Short problem
All the records that follow need to be reproduced exactly. Omit the images.

Given entries
----------
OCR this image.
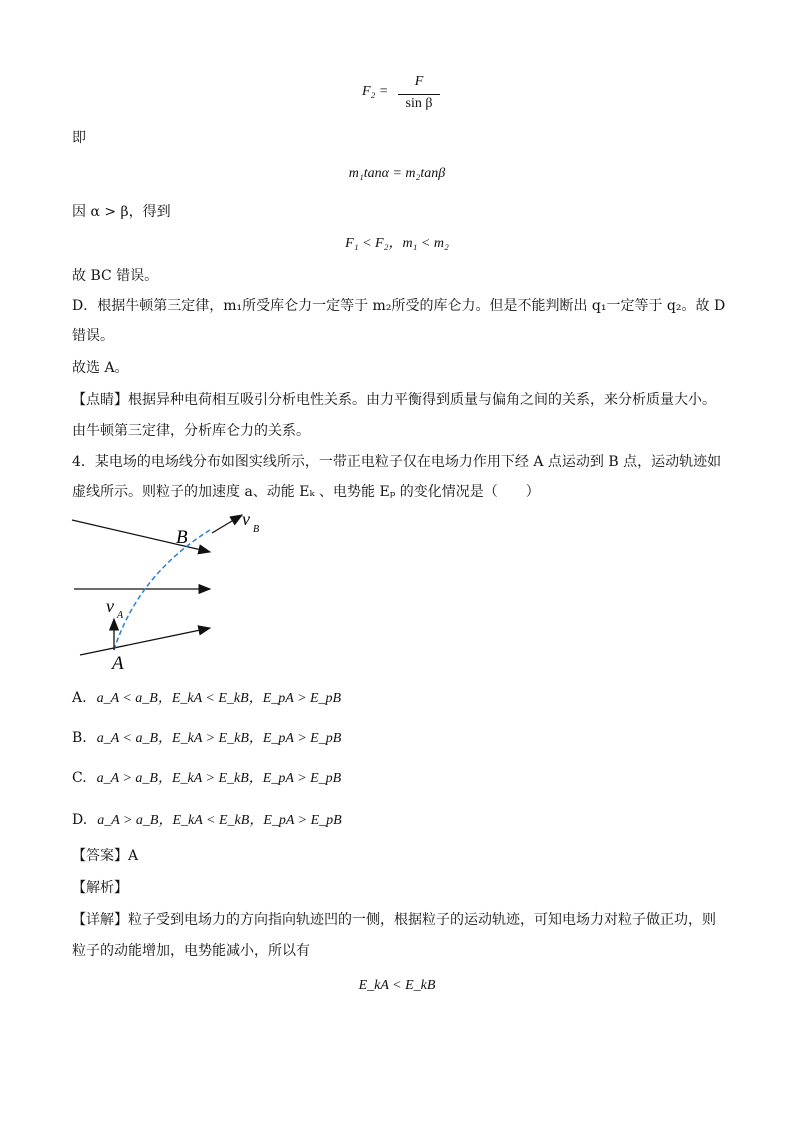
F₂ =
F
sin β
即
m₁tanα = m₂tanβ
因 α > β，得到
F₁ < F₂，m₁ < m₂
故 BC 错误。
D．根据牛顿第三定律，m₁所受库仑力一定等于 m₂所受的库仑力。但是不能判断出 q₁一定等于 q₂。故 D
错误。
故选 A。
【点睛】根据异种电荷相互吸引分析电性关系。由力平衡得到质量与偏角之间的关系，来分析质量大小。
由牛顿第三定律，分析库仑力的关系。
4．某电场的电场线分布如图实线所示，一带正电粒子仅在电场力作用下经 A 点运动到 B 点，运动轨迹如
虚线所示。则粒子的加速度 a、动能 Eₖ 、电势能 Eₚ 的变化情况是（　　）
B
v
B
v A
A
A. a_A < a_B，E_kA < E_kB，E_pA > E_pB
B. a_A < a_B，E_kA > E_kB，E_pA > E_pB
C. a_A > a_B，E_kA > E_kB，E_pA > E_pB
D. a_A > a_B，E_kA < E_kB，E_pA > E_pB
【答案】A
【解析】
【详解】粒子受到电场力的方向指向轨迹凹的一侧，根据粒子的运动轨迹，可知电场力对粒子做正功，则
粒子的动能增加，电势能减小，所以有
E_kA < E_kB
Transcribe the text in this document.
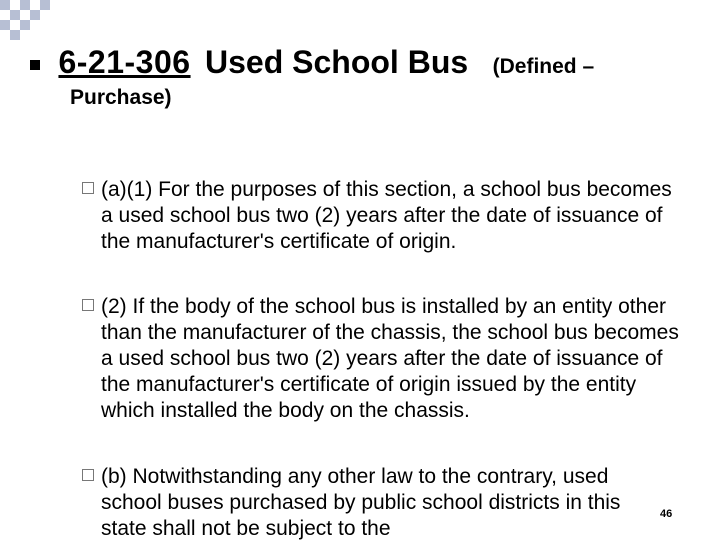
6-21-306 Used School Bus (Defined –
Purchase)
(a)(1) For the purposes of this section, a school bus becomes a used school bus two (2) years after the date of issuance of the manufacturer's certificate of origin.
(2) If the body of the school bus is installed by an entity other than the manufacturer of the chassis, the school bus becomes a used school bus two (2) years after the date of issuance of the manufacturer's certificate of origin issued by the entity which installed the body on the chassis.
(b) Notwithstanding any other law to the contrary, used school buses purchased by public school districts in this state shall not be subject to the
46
----------
The result
OCR this image.
F₂ =
F
sin β
即
m₁tanα = m₂tanβ
因 α > β，得到
F₁ < F₂，m₁ < m₂
故 BC 错误。
D．根据牛顿第三定律，m₁所受库仑力一定等于 m₂所受的库仑力。但是不能判断出 q₁一定等于 q₂。故 D
错误。
故选 A。
【点睛】根据异种电荷相互吸引分析电性关系。由力平衡得到质量与偏角之间的关系，来分析质量大小。
由牛顿第三定律，分析库仑力的关系。
4．某电场的电场线分布如图实线所示，一带正电粒子仅在电场力作用下经 A 点运动到 B 点，运动轨迹如
虚线所示。则粒子的加速度 a、动能 Eₖ 、电势能 Eₚ 的变化情况是（　　）
B
v
B
v A
A
A. a_A < a_B，E_kA < E_kB，E_pA > E_pB
B. a_A < a_B，E_kA > E_kB，E_pA > E_pB
C. a_A > a_B，E_kA > E_kB，E_pA > E_pB
D. a_A > a_B，E_kA < E_kB，E_pA > E_pB
【答案】A
【解析】
【详解】粒子受到电场力的方向指向轨迹凹的一侧，根据粒子的运动轨迹，可知电场力对粒子做正功，则
粒子的动能增加，电势能减小，所以有
E_kA < E_kB
Transcribe the text in this document.
6-21-306 Used School Bus (Defined –
Purchase)
(a)(1) For the purposes of this section, a school bus becomes a used school bus two (2) years after the date of issuance of the manufacturer's certificate of origin.
(2) If the body of the school bus is installed by an entity other than the manufacturer of the chassis, the school bus becomes a used school bus two (2) years after the date of issuance of the manufacturer's certificate of origin issued by the entity which installed the body on the chassis.
(b) Notwithstanding any other law to the contrary, used school buses purchased by public school districts in this state shall not be subject to the
46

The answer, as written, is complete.